What you need to do: Work out how many lines contain "Titolo". Reply with the count alone.

** START Input for this task **

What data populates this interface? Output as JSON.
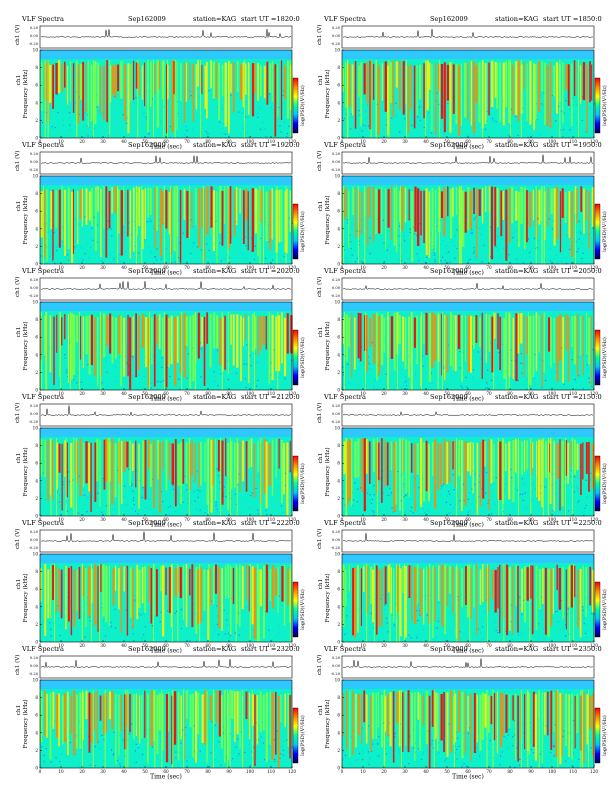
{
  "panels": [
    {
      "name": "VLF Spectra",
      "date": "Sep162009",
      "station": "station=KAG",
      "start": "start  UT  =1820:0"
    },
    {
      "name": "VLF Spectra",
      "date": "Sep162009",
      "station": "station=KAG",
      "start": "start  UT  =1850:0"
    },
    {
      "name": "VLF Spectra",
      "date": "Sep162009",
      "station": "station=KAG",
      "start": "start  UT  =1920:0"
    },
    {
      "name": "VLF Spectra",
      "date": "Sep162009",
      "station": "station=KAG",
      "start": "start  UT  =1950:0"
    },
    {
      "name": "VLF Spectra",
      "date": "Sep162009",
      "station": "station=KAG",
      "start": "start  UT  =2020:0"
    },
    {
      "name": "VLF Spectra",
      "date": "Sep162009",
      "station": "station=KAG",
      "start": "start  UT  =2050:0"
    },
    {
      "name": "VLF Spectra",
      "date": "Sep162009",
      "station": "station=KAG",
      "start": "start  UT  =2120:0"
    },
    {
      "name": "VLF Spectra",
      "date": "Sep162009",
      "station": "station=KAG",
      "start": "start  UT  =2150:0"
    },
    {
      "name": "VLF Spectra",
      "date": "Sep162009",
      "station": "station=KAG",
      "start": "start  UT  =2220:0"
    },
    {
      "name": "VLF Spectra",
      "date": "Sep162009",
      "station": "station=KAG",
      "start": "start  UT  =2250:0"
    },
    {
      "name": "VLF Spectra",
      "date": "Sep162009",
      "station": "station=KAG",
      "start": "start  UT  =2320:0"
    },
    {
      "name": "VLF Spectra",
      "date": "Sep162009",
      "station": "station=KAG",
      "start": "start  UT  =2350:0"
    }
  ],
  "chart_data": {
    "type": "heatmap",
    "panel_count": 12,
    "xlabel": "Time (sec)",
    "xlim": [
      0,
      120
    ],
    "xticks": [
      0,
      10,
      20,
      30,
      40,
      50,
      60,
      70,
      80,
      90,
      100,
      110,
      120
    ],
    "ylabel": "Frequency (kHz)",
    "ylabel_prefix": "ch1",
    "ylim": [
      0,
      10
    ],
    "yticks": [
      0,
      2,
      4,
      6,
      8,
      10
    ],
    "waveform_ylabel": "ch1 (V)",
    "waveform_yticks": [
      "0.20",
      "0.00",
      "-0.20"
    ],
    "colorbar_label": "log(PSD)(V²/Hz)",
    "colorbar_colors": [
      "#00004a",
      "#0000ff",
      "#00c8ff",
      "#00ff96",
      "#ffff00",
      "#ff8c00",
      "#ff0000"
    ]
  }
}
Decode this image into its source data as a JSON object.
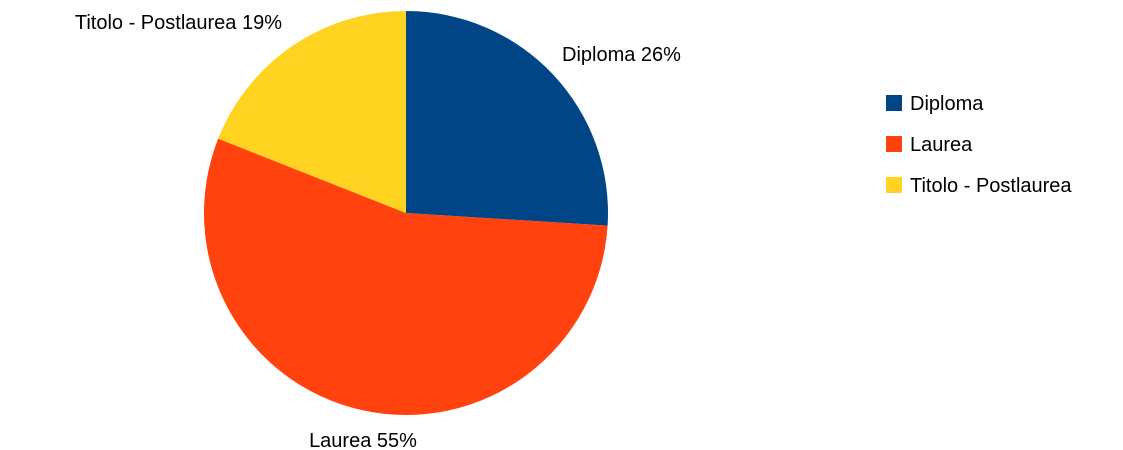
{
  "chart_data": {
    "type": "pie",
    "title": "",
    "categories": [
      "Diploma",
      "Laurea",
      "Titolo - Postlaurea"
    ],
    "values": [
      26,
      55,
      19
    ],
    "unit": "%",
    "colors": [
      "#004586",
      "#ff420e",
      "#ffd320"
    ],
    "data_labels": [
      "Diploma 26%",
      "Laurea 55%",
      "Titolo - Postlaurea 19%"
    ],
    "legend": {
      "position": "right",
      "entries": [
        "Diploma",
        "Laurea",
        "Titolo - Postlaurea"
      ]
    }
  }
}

** END Input for this task **

Response: 3